DOCUMENT –
Recoleta Item Note
Neural Implicit Action Fields: From Discrete Waypoints to Continuous Functions for Vision-Language-Action Models
NIAF changes the action output of vision-language-action models from discrete trajectory points to continuous-time functions, better matching the continuity of real robot motion. Its core value is that actions can be…
vision-language-actioncontinuous-action-representationimplicit-neural-representationrobot-manipulationimpedance-control
Summary
NIAF changes the action output of vision-language-action models from discrete trajectory points to continuous-time functions, better matching the continuity of real robot motion. Its core value is that actions can be queried at arbitrary frequencies, while analytically providing velocity/acceleration/jerk directly, thereby improving long-horizon task performance and the smoothness of real-robot control.
Problem
- Existing VLAs mostly predict discrete waypoints or fixed-length action chunks, but robot motion is inherently continuous; discretization ties the model to a fixed sampling rate and makes it hard to adapt to different control frequencies.
- Discrete representations usually lack consistent constraints on higher-order derivatives, so velocity/acceleration often rely on numerical differentiation, which easily introduces quantization noise, jitter, and control instability.
- This matters because fine-grained manipulation and impedance control require smooth, physically consistent reference trajectories, rather than coarse discrete point sequences suited only to rigid position control.

(Lines of data)
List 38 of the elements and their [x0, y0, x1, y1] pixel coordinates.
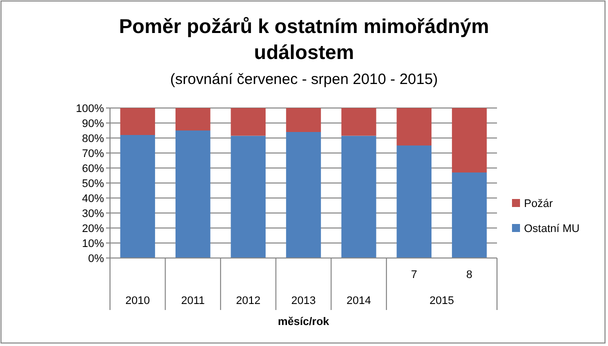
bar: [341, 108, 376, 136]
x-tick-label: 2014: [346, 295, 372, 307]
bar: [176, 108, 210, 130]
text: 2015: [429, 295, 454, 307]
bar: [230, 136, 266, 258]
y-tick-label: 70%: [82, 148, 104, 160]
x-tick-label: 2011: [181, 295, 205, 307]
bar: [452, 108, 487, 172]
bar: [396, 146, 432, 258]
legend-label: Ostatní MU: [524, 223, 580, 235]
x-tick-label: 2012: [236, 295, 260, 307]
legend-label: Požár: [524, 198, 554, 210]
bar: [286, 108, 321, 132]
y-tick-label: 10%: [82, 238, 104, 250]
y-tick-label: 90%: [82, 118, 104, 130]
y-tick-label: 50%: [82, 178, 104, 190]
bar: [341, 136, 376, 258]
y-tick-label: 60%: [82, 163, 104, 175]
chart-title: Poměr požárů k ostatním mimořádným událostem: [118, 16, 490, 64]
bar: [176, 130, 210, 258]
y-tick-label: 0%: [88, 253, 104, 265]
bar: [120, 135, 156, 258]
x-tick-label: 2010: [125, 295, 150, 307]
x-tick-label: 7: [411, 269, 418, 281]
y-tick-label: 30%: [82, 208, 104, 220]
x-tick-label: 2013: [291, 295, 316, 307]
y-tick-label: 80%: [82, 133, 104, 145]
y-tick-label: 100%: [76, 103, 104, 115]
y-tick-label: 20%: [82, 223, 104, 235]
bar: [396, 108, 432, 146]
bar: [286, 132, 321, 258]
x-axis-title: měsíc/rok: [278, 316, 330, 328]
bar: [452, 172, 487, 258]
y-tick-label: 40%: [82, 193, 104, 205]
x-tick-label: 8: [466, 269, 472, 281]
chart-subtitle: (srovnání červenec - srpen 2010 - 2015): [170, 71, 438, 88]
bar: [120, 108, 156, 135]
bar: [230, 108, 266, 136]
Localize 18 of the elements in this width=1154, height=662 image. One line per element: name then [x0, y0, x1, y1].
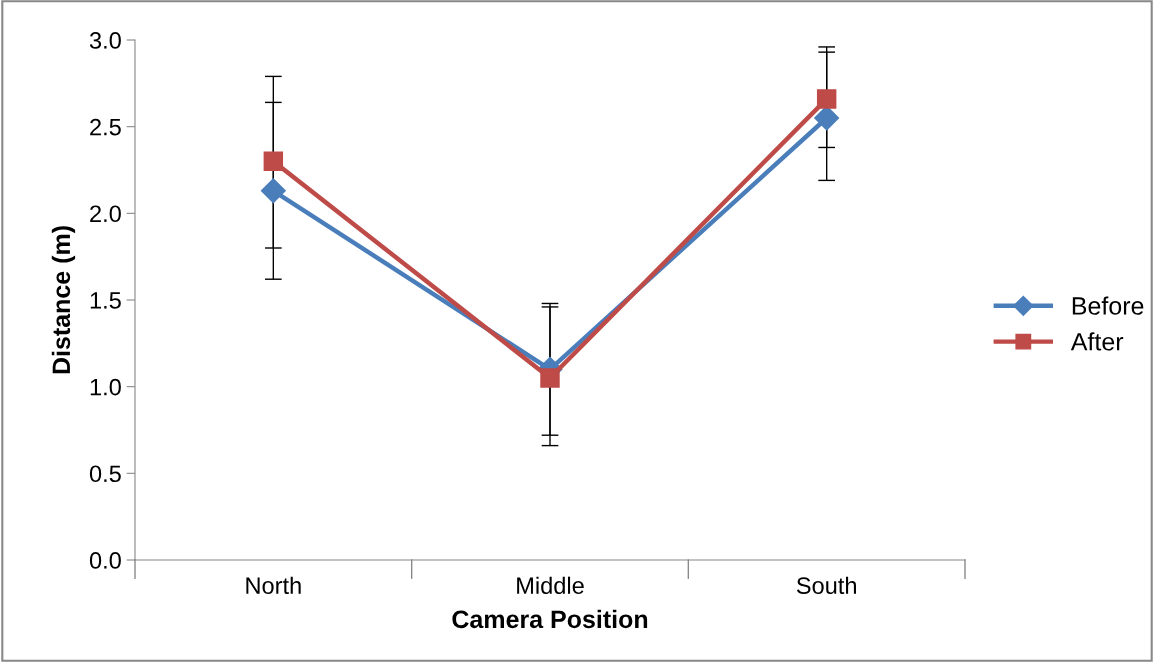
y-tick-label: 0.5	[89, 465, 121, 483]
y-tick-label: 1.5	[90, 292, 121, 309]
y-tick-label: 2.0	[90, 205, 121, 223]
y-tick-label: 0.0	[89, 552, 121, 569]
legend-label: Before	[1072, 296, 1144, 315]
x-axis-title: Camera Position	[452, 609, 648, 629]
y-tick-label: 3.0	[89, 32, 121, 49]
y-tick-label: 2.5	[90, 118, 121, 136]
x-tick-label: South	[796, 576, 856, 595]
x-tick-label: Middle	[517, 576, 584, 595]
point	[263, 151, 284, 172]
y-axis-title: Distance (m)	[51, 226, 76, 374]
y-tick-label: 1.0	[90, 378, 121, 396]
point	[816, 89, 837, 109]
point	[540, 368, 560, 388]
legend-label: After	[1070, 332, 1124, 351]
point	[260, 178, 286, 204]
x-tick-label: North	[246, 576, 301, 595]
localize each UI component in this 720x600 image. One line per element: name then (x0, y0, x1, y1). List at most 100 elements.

WRITTEN PROBLEM 1 –
In the NIAF summary, what do velocity and acceleration often rely on when discrete representations are used?
WRITTEN PROBLEM 2 –
Pick up the NIAF summary after its last line and keep writing it.

RESULT 1 –
Numerical differentiation.

RESULT 2 –
Approach
- Represent an action chunk as a continuous function (\mathcal{A}(\tau)=\Phi(\tau;\theta)). Instead of directly outputting a discrete action sequence, the model predicts the function parameters (\theta) that define the entire trajectory.
- Use a multimodal large language model (MLLM) as a hypernetwork / hierarchical spectral modulator: based on images, state, and language instructions, it generates modulation vectors to reconfigure a shared SIREN action decoder.
- Use SIREN (sinusoidal implicit network) to represent the action field, because it naturally supports analytical differentiation and has (C^{\infty}) smoothness; therefore, position can be queried at any time point, and velocity, acceleration, and jerk can also be obtained analytically.
- Propose grouped hyper-modulation: assign different tokens to the frequency and phase modulation of each SIREN layer, so semantic information hierarchically controls trajectory geometry and kinematics.
- During training, in addition to position loss, analytical velocity loss, acceleration loss, and jerk regularization can also be added; on real robots, these analytical quantities can be directly used for feedforward/damping terms in impedance control.
Results
- CALVIN, ABCD→D: NIAF (0.77B, no large-scale robot pretraining) achieves Avg. Len 4.66, higher than BEAST 4.61, FLOWER 4.62, and UniVLA 4.63; success rates for 1/2/3/4/5 consecutive tasks are 0.997/0.978/0.946/0.900/0.839, respectively.
- CALVIN, ABC→D: NIAF achieves Avg. Len 4.47, higher than BEAST 4.42, FLOWER 4.44, and UniVLA 4.41; 4-task and 5-task success rates are 0.848 and 0.764, outperforming BEAST's 0.827/0.744 and FLOWER's 0.823/0.755.
- The paper claims state-of-the-art performance across multiple backbones on CALVIN and LIBERO, and mentions that it can scale from Florence-2 to Qwen3-VL; however, the LIBERO table in the provided excerpt is truncated, so its full numerical results cannot be completely listed.
- Real-robot experiments cover 4 tasks: Item Placement, Cup Stacking, Shape Insertion, and Towel Folding. The excerpt does not provide quantitative metrics such as success rate or error, but the authors explicitly claim that continuous action representation can reduce control jitter found in discrete baselines and support more stable impedance control.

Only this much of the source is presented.